--- Data rows ---
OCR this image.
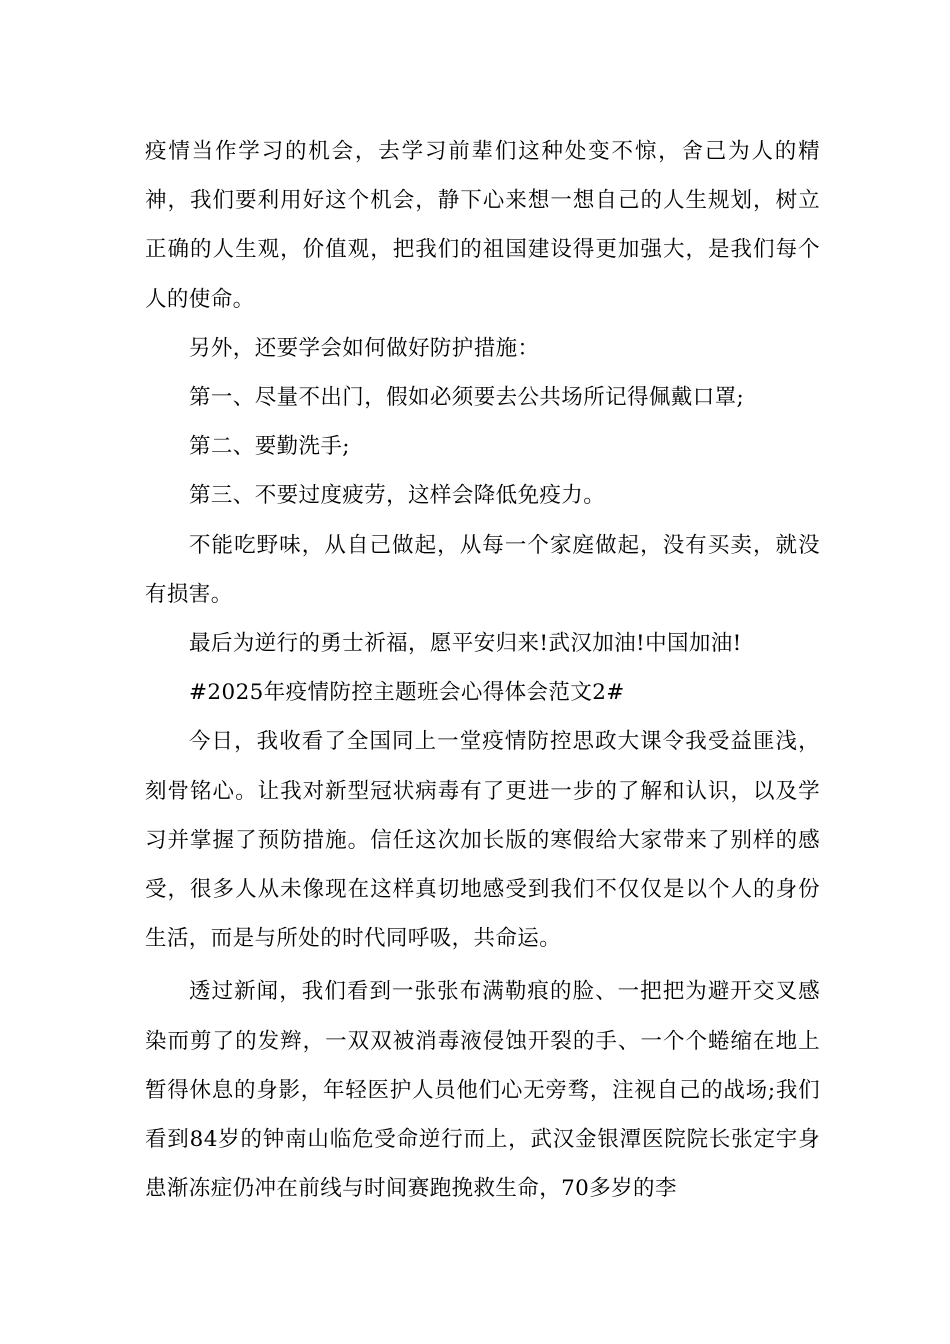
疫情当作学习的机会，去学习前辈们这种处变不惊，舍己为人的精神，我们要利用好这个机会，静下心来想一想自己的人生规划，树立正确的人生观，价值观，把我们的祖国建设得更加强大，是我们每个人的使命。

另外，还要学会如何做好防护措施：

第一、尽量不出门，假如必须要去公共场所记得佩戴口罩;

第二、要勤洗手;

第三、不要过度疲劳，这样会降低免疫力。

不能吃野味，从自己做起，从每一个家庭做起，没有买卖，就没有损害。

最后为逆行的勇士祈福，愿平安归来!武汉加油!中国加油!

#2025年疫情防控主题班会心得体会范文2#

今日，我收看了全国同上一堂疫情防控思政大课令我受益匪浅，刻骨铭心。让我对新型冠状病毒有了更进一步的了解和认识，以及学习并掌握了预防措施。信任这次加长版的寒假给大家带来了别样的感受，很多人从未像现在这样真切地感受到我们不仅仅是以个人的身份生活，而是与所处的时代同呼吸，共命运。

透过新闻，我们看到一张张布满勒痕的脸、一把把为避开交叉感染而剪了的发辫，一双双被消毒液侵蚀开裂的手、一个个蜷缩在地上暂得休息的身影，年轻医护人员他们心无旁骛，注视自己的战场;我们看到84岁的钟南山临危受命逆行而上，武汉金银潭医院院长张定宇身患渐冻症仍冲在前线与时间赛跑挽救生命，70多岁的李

* * *

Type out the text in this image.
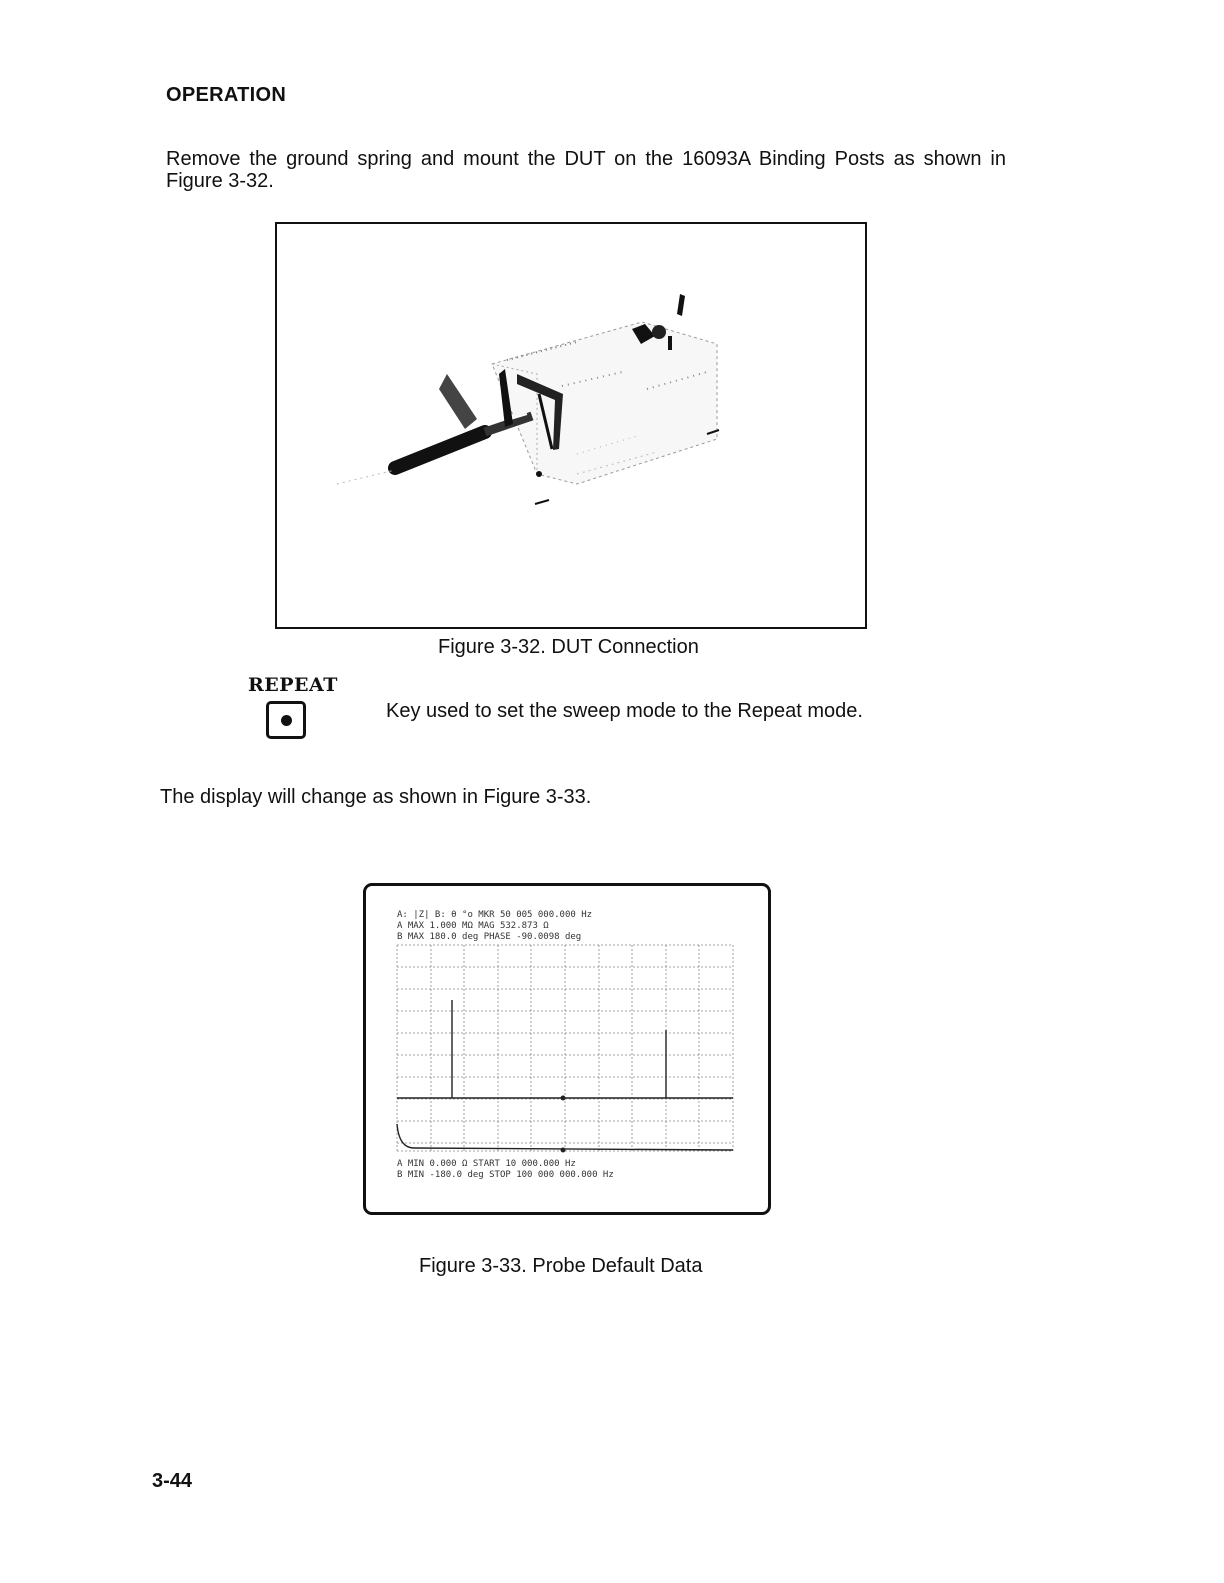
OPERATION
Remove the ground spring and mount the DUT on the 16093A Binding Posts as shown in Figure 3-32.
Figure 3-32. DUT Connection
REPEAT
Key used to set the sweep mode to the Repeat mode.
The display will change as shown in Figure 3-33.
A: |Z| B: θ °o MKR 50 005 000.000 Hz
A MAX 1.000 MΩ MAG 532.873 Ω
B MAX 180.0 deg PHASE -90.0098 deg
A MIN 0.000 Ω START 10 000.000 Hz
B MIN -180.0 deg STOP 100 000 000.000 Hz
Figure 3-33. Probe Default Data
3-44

--- Work instructions ---
Only the count is wanted: report how many lines of the material above hold the word "this".

--- Result ---
2